STATED EXERCISE =>
In the entries below, find the lines with the word "JSON" and copy them.

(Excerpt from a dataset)
------------------------------------------------------------

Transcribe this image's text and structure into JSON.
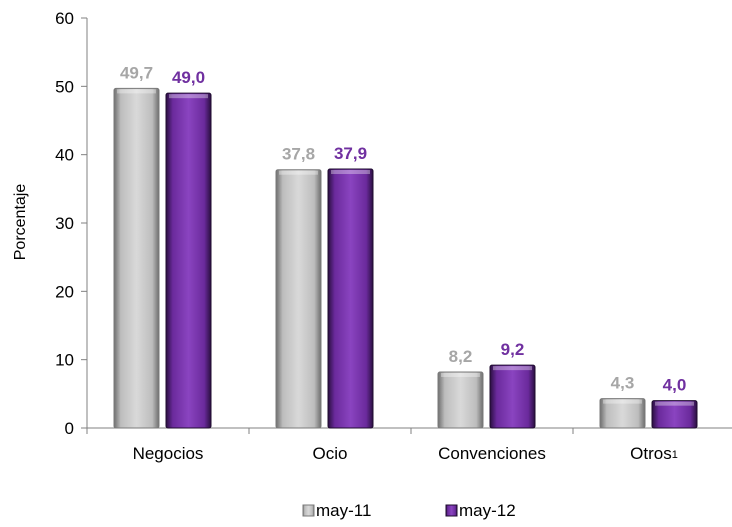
{
  "chart_data": {
    "type": "bar",
    "categories": [
      "Negocios",
      "Ocio",
      "Convenciones",
      "Otros"
    ],
    "category_superscripts": [
      "",
      "",
      "",
      "1"
    ],
    "series": [
      {
        "name": "may-11",
        "values": [
          49.7,
          37.8,
          8.2,
          4.3
        ],
        "labels": [
          "49,7",
          "37,8",
          "8,2",
          "4,3"
        ],
        "color": "#a6a6a6",
        "label_color": "#a6a6a6"
      },
      {
        "name": "may-12",
        "values": [
          49.0,
          37.9,
          9.2,
          4.0
        ],
        "labels": [
          "49,0",
          "37,9",
          "9,2",
          "4,0"
        ],
        "color": "#6a2a9c",
        "label_color": "#7030a0"
      }
    ],
    "ylabel": "Porcentaje",
    "ylim": [
      0,
      60
    ],
    "yticks": [
      0,
      10,
      20,
      30,
      40,
      50,
      60
    ],
    "grid": false,
    "legend_position": "bottom"
  }
}
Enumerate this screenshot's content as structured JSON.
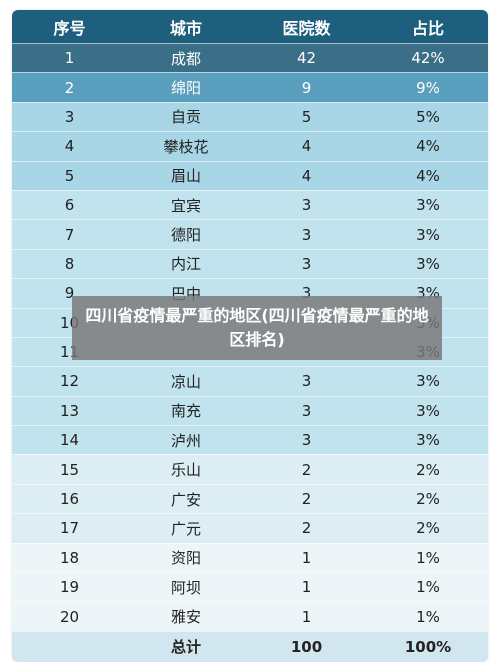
{
  "header": [
    "序号",
    "城市",
    "医院数",
    "占比"
  ],
  "rows": [
    [
      "1",
      "成都",
      "42",
      "42%"
    ],
    [
      "2",
      "绵阳",
      "9",
      "9%"
    ],
    [
      "3",
      "自贡",
      "5",
      "5%"
    ],
    [
      "4",
      "攀枝花",
      "4",
      "4%"
    ],
    [
      "5",
      "眉山",
      "4",
      "4%"
    ],
    [
      "6",
      "宜宾",
      "3",
      "3%"
    ],
    [
      "7",
      "德阳",
      "3",
      "3%"
    ],
    [
      "8",
      "内江",
      "3",
      "3%"
    ],
    [
      "9",
      "巴中",
      "3",
      "3%"
    ],
    [
      "10",
      "",
      "",
      "3%"
    ],
    [
      "11",
      "",
      "",
      "3%"
    ],
    [
      "12",
      "凉山",
      "3",
      "3%"
    ],
    [
      "13",
      "南充",
      "3",
      "3%"
    ],
    [
      "14",
      "泸州",
      "3",
      "3%"
    ],
    [
      "15",
      "乐山",
      "2",
      "2%"
    ],
    [
      "16",
      "广安",
      "2",
      "2%"
    ],
    [
      "17",
      "广元",
      "2",
      "2%"
    ],
    [
      "18",
      "资阳",
      "1",
      "1%"
    ],
    [
      "19",
      "阿坝",
      "1",
      "1%"
    ],
    [
      "20",
      "雅安",
      "1",
      "1%"
    ]
  ],
  "total": [
    "",
    "总计",
    "100",
    "100%"
  ],
  "overlay_title": "四川省疫情最严重的地区(四川省疫情最严重的地区排名)",
  "colors": {
    "header": "#1f5f7e",
    "row1": "#3a6f87",
    "row2": "#5a9fbe",
    "tier3": "#a8d6e6",
    "tier4": "#c1e3ee",
    "tier5": "#dcedf3",
    "tier6": "#eef5f8"
  }
}
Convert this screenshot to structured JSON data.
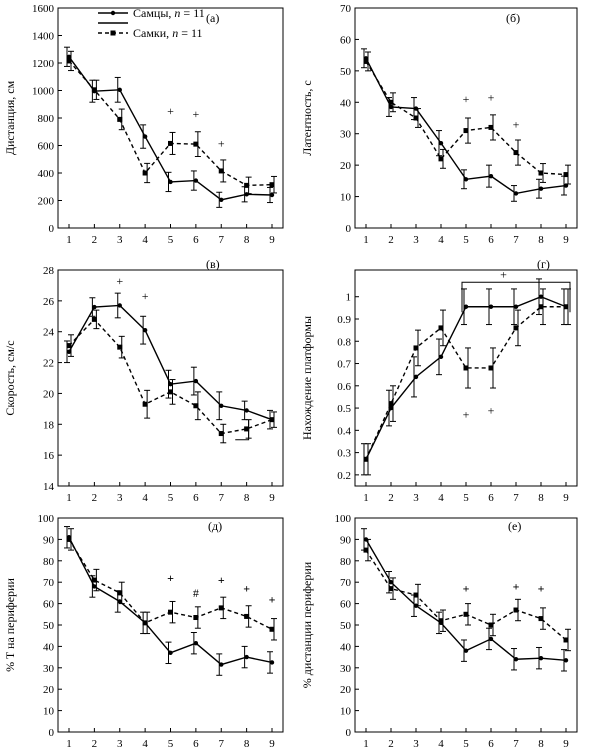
{
  "legend": {
    "items": [
      {
        "label": "Самцы, ",
        "n_label": "n",
        "n_value": " = 11",
        "style": "solid"
      },
      {
        "label": "Самки, ",
        "n_label": "n",
        "n_value": " = 11",
        "style": "dashed"
      }
    ]
  },
  "chart_data": [
    {
      "type": "line",
      "panel_label": "(а)",
      "ylabel": "Дистанция, см",
      "x": [
        1,
        2,
        3,
        4,
        5,
        6,
        7,
        8,
        9
      ],
      "ylim": [
        0,
        1600
      ],
      "yticks": [
        0,
        200,
        400,
        600,
        800,
        1000,
        1200,
        1400,
        1600
      ],
      "series": [
        {
          "name": "Самцы, n = 11",
          "style": "solid",
          "values": [
            1245,
            995,
            1005,
            665,
            335,
            345,
            205,
            245,
            240
          ],
          "errors": [
            70,
            80,
            90,
            85,
            70,
            70,
            55,
            55,
            55
          ]
        },
        {
          "name": "Самки, n = 11",
          "style": "dashed",
          "values": [
            1215,
            1005,
            790,
            400,
            615,
            610,
            415,
            310,
            315
          ],
          "errors": [
            70,
            70,
            75,
            70,
            80,
            90,
            80,
            60,
            60
          ]
        }
      ],
      "significance": [
        {
          "x": 5,
          "y": 850,
          "label": "+"
        },
        {
          "x": 6,
          "y": 830,
          "label": "+"
        },
        {
          "x": 7,
          "y": 615,
          "label": "+"
        }
      ]
    },
    {
      "type": "line",
      "panel_label": "(б)",
      "ylabel": "Латентность, с",
      "x": [
        1,
        2,
        3,
        4,
        5,
        6,
        7,
        8,
        9
      ],
      "ylim": [
        0,
        70
      ],
      "yticks": [
        0,
        10,
        20,
        30,
        40,
        50,
        60,
        70
      ],
      "series": [
        {
          "name": "Самцы, n = 11",
          "style": "solid",
          "values": [
            54,
            38.5,
            38,
            27,
            15.5,
            16.5,
            11,
            12.5,
            13.5
          ],
          "errors": [
            3,
            3,
            3.5,
            4,
            3,
            3.5,
            2.5,
            3,
            3
          ]
        },
        {
          "name": "Самки, n = 11",
          "style": "dashed",
          "values": [
            53,
            40,
            35,
            22,
            31,
            32,
            24,
            17.5,
            17
          ],
          "errors": [
            3,
            3,
            3,
            3,
            4,
            4,
            4,
            3,
            3
          ]
        }
      ],
      "significance": [
        {
          "x": 5,
          "y": 41,
          "label": "+"
        },
        {
          "x": 6,
          "y": 41.5,
          "label": "+"
        },
        {
          "x": 7,
          "y": 33,
          "label": "+"
        }
      ]
    },
    {
      "type": "line",
      "panel_label": "(в)",
      "ylabel": "Скорость, см/с",
      "x": [
        1,
        2,
        3,
        4,
        5,
        6,
        7,
        8,
        9
      ],
      "ylim": [
        14,
        28
      ],
      "yticks": [
        14,
        16,
        18,
        20,
        22,
        24,
        26,
        28
      ],
      "series": [
        {
          "name": "Самцы, n = 11",
          "style": "solid",
          "values": [
            22.7,
            25.6,
            25.7,
            24.1,
            20.6,
            20.8,
            19.2,
            18.9,
            18.3
          ],
          "errors": [
            0.7,
            0.6,
            0.8,
            0.9,
            0.9,
            0.9,
            0.9,
            0.6,
            0.6
          ]
        },
        {
          "name": "Самки, n = 11",
          "style": "dashed",
          "values": [
            23.1,
            24.8,
            23.0,
            19.3,
            20.1,
            19.2,
            17.4,
            17.7,
            18.3
          ],
          "errors": [
            0.7,
            0.6,
            0.7,
            0.9,
            0.8,
            0.9,
            0.6,
            0.6,
            0.5
          ]
        }
      ],
      "significance": [
        {
          "x": 3,
          "y": 27.3,
          "label": "+"
        },
        {
          "x": 4,
          "y": 26.3,
          "label": "+"
        }
      ]
    },
    {
      "type": "line",
      "panel_label": "(г)",
      "ylabel": "Нахождение платформы",
      "x": [
        1,
        2,
        3,
        4,
        5,
        6,
        7,
        8,
        9
      ],
      "ylim": [
        0.15,
        1.12
      ],
      "yticks": [
        0.2,
        0.3,
        0.4,
        0.5,
        0.6,
        0.7,
        0.8,
        0.9,
        1.0
      ],
      "series": [
        {
          "name": "Самцы, n = 11",
          "style": "solid",
          "values": [
            0.27,
            0.5,
            0.64,
            0.73,
            0.955,
            0.955,
            0.955,
            1.0,
            0.955
          ],
          "errors": [
            0.07,
            0.08,
            0.09,
            0.08,
            0.08,
            0.08,
            0.08,
            0.08,
            0.08
          ]
        },
        {
          "name": "Самки, n = 11",
          "style": "dashed",
          "values": [
            0.27,
            0.52,
            0.77,
            0.86,
            0.68,
            0.68,
            0.86,
            0.955,
            0.955
          ],
          "errors": [
            0.07,
            0.08,
            0.08,
            0.08,
            0.09,
            0.09,
            0.08,
            0.08,
            0.08
          ]
        }
      ],
      "significance": [
        {
          "x": 5,
          "y": 0.47,
          "label": "+"
        },
        {
          "x": 6,
          "y": 0.49,
          "label": "+"
        },
        {
          "x": 6.5,
          "y": 1.1,
          "label": "+"
        }
      ]
    },
    {
      "type": "line",
      "panel_label": "(д)",
      "ylabel": "% T на периферии",
      "x": [
        1,
        2,
        3,
        4,
        5,
        6,
        7,
        8,
        9
      ],
      "ylim": [
        0,
        100
      ],
      "yticks": [
        0,
        10,
        20,
        30,
        40,
        50,
        60,
        70,
        80,
        90,
        100
      ],
      "series": [
        {
          "name": "Самцы, n = 11",
          "style": "solid",
          "values": [
            91,
            68,
            61,
            51,
            37,
            41.5,
            31.5,
            35,
            32.5
          ],
          "errors": [
            5,
            5,
            5,
            5,
            5,
            5,
            5,
            5,
            5
          ]
        },
        {
          "name": "Самки, n = 11",
          "style": "dashed",
          "values": [
            90,
            71,
            65,
            51,
            56,
            53.5,
            58,
            54,
            48
          ],
          "errors": [
            5,
            5,
            5,
            5,
            5,
            5,
            5,
            5,
            5
          ]
        }
      ],
      "significance": [
        {
          "x": 5,
          "y": 72,
          "label": "+"
        },
        {
          "x": 6,
          "y": 65,
          "label": "#"
        },
        {
          "x": 7,
          "y": 71,
          "label": "+"
        },
        {
          "x": 8,
          "y": 67,
          "label": "+"
        },
        {
          "x": 9,
          "y": 62,
          "label": "+"
        }
      ]
    },
    {
      "type": "line",
      "panel_label": "(е)",
      "ylabel": "% дистанции периферии",
      "x": [
        1,
        2,
        3,
        4,
        5,
        6,
        7,
        8,
        9
      ],
      "ylim": [
        0,
        100
      ],
      "yticks": [
        0,
        10,
        20,
        30,
        40,
        50,
        60,
        70,
        80,
        90,
        100
      ],
      "series": [
        {
          "name": "Самцы, n = 11",
          "style": "solid",
          "values": [
            90,
            70,
            59,
            51,
            38,
            43.5,
            34,
            34.5,
            33.5
          ],
          "errors": [
            5,
            5,
            5,
            5,
            5,
            5,
            5,
            5,
            5
          ]
        },
        {
          "name": "Самки, n = 11",
          "style": "dashed",
          "values": [
            85,
            67,
            64,
            52,
            55,
            50,
            57,
            53,
            43
          ],
          "errors": [
            5,
            5,
            5,
            5,
            5,
            5,
            5,
            5,
            5
          ]
        }
      ],
      "significance": [
        {
          "x": 5,
          "y": 67,
          "label": "+"
        },
        {
          "x": 7,
          "y": 68,
          "label": "+"
        },
        {
          "x": 8,
          "y": 67,
          "label": "+"
        }
      ]
    }
  ]
}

------------------------------------------------------------

CORRECT OUTPUT =>
Transcribe this image's text and structure into JSON.
Enumerate this screenshot's content as structured JSON.
Convert this screenshot to structured JSON data.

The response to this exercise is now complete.